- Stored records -
┌──
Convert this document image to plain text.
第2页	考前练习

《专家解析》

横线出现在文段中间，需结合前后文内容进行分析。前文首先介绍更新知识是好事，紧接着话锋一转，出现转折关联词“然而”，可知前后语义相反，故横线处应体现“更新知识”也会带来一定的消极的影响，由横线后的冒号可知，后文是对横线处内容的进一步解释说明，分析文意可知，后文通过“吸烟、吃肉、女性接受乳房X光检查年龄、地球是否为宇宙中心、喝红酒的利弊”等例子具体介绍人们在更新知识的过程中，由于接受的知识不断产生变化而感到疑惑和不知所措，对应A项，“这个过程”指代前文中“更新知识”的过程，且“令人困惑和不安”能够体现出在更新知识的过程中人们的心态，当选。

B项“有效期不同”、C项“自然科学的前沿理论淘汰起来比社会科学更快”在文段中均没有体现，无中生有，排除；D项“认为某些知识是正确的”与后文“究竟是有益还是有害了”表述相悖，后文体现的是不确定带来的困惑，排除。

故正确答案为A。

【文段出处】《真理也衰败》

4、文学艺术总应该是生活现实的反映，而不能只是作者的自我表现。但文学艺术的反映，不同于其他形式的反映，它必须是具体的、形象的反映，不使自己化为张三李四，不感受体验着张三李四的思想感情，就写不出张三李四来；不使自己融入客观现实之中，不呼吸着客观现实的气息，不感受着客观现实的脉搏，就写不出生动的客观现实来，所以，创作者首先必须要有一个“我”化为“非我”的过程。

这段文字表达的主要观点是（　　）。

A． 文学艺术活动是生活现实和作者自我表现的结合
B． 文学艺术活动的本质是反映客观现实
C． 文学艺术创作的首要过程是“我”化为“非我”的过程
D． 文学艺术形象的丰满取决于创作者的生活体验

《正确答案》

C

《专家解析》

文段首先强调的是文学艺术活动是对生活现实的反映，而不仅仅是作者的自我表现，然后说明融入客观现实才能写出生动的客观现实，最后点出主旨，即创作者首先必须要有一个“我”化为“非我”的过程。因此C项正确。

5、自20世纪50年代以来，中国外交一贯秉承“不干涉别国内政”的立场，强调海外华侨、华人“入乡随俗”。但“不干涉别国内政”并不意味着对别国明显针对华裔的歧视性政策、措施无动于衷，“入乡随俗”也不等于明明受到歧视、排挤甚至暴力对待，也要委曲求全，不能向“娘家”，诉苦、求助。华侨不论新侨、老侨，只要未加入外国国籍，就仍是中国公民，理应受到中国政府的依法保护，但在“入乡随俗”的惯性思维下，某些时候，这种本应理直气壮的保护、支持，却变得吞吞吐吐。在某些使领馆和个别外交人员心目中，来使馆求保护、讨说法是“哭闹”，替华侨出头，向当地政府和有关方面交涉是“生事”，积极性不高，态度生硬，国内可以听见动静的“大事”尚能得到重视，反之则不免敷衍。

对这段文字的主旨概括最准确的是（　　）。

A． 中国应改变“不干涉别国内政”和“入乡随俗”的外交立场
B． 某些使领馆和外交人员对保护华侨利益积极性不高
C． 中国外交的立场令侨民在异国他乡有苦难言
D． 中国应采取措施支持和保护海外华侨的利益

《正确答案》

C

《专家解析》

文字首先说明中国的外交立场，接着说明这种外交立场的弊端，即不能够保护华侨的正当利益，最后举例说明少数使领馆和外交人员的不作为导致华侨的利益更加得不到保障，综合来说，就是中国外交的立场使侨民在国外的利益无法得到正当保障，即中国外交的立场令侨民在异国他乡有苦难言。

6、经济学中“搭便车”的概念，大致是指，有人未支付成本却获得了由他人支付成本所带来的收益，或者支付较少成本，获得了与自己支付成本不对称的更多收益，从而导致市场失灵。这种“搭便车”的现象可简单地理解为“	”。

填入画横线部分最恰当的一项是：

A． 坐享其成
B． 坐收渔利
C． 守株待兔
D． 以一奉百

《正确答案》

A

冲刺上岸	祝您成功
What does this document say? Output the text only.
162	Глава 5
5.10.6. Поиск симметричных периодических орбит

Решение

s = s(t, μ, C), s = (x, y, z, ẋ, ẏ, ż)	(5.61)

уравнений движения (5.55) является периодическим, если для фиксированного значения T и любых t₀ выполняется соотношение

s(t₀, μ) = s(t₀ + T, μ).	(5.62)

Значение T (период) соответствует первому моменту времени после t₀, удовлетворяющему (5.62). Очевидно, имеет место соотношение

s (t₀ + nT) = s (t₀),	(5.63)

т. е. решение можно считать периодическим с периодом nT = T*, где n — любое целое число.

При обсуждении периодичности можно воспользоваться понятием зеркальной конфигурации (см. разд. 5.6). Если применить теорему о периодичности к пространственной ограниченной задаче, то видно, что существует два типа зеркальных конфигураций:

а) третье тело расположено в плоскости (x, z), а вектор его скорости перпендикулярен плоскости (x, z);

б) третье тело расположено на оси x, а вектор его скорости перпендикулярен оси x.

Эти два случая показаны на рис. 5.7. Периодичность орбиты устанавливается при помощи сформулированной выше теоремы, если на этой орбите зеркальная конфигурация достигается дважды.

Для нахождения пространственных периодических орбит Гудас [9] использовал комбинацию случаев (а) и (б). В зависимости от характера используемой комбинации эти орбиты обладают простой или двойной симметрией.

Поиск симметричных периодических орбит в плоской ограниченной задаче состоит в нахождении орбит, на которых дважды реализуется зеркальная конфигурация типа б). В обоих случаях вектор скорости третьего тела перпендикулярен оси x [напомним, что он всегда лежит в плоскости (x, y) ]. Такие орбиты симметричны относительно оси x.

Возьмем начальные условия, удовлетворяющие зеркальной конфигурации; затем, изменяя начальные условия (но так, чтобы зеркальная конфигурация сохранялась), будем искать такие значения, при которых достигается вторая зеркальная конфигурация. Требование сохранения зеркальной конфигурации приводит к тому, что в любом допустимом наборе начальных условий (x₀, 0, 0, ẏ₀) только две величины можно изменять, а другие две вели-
└──
- Work required -
Show every line that contains the word "плоскости".

- Task output -
а) третье тело расположено в плоскости (x, z), а вектор его скорости перпендикулярен плоскости (x, z);
Поиск симметричных периодических орбит в плоской ограниченной задаче состоит в нахождении орбит, на которых дважды реализуется зеркальная конфигурация типа б). В обоих случаях вектор скорости третьего тела перпендикулярен оси x [напомним, что он всегда лежит в плоскости (x, y) ]. Такие орбиты симметричны относительно оси x.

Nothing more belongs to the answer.